(Collected data entries)
::::::::

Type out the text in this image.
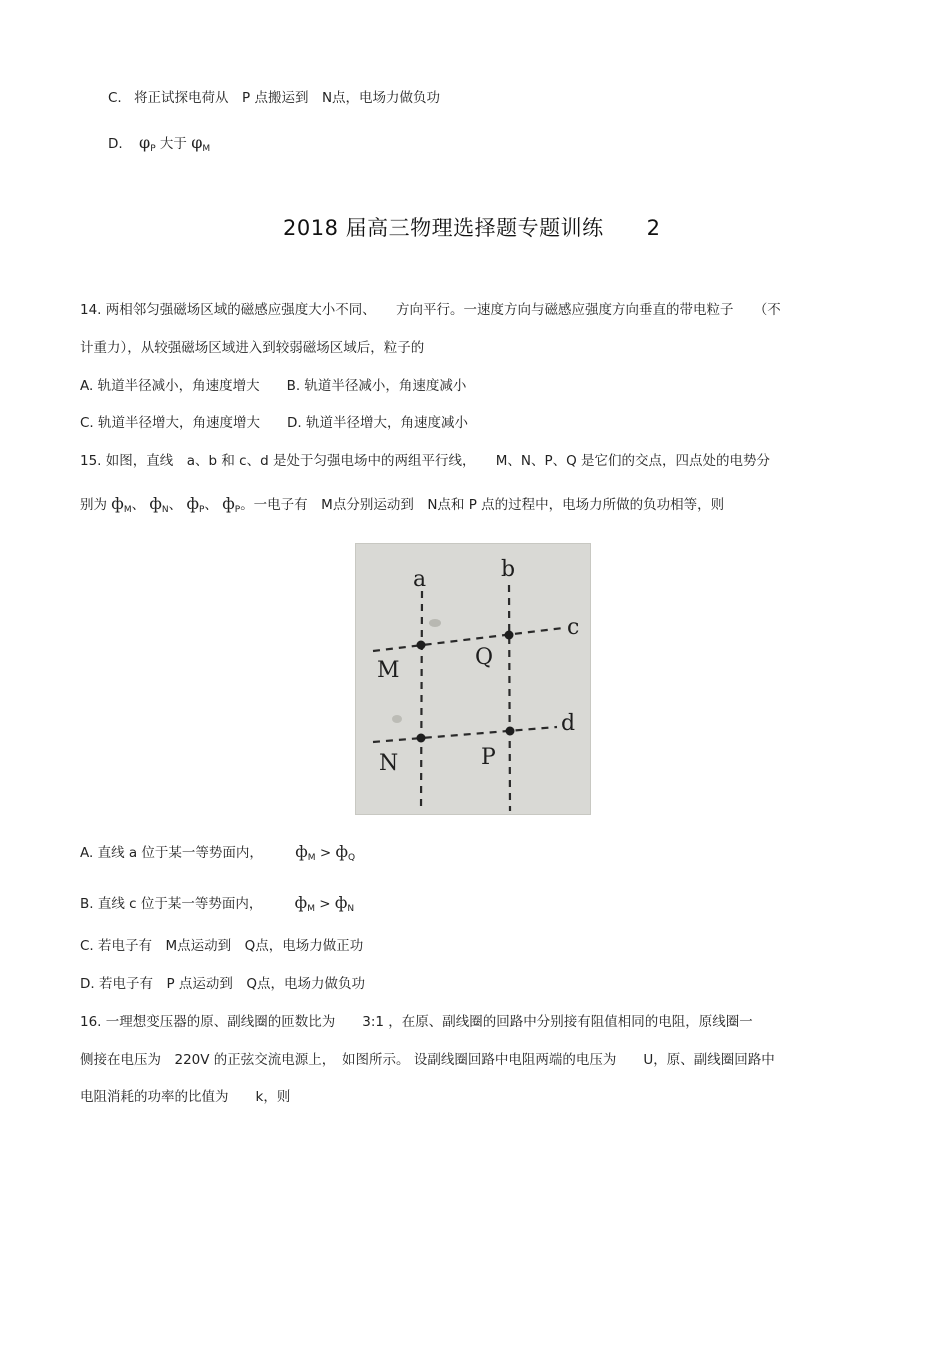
C. 将正试探电荷从　P 点搬运到　N点，电场力做负功
D. $\varphi_P$ 大于 $\varphi_M$
2018 届高三物理选择题专题训练　　2
14. 两相邻匀强磁场区域的磁感应强度大小不同、　　方向平行。一速度方向与磁感应强度方向垂直的带电粒子　　（不
计重力），从较强磁场区域进入到较弱磁场区域后，粒子的
A. 轨道半径减小，角速度增大　　B. 轨道半径减小，角速度减小
C. 轨道半径增大，角速度增大　　D. 轨道半径增大，角速度减小
15. 如图，直线　a、b 和 c、d 是处于匀强电场中的两组平行线，　　M、N、P、Q 是它们的交点，四点处的电势分
别为 $ф_M$、 $ф_N$、 $ф_P$、 $ф_P$。一电子有　M点分别运动到　N点和 P 点的过程中，电场力所做的负功相等，则
a	b
c
d
M
Q
N	P
A. 直线 a 位于某一等势面内， $ф_M > ф_Q$
B. 直线 c 位于某一等势面内， $ф_M > ф_N$
C. 若电子有　M点运动到　Q点，电场力做正功
D. 若电子有　P 点运动到　Q点，电场力做负功
16. 一理想变压器的原、副线圈的匝数比为　　3:1 ，在原、副线圈的回路中分别接有阻值相同的电阻，原线圈一
侧接在电压为　220V 的正弦交流电源上，　如图所示。 设副线圈回路中电阻两端的电压为　　U，原、副线圈回路中
电阻消耗的功率的比值为　　k，则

::::::::

* _Exercise prompt_
Restate each line of the records exactly; pictures do not belong in the copy.

* _Result for this task_
Type out the text in this image.
C. 将正试探电荷从　P 点搬运到　N点，电场力做负功
D. $\varphi_P$ 大于 $\varphi_M$
2018 届高三物理选择题专题训练　　2
14. 两相邻匀强磁场区域的磁感应强度大小不同、　　方向平行。一速度方向与磁感应强度方向垂直的带电粒子　　（不
计重力），从较强磁场区域进入到较弱磁场区域后，粒子的
A. 轨道半径减小，角速度增大　　B. 轨道半径减小，角速度减小
C. 轨道半径增大，角速度增大　　D. 轨道半径增大，角速度减小
15. 如图，直线　a、b 和 c、d 是处于匀强电场中的两组平行线，　　M、N、P、Q 是它们的交点，四点处的电势分
别为 $ф_M$、 $ф_N$、 $ф_P$、 $ф_P$。一电子有　M点分别运动到　N点和 P 点的过程中，电场力所做的负功相等，则
a	b
c
d
M
Q
N	P
A. 直线 a 位于某一等势面内， $ф_M > ф_Q$
B. 直线 c 位于某一等势面内， $ф_M > ф_N$
C. 若电子有　M点运动到　Q点，电场力做正功
D. 若电子有　P 点运动到　Q点，电场力做负功
16. 一理想变压器的原、副线圈的匝数比为　　3:1 ，在原、副线圈的回路中分别接有阻值相同的电阻，原线圈一
侧接在电压为　220V 的正弦交流电源上，　如图所示。 设副线圈回路中电阻两端的电压为　　U，原、副线圈回路中
电阻消耗的功率的比值为　　k，则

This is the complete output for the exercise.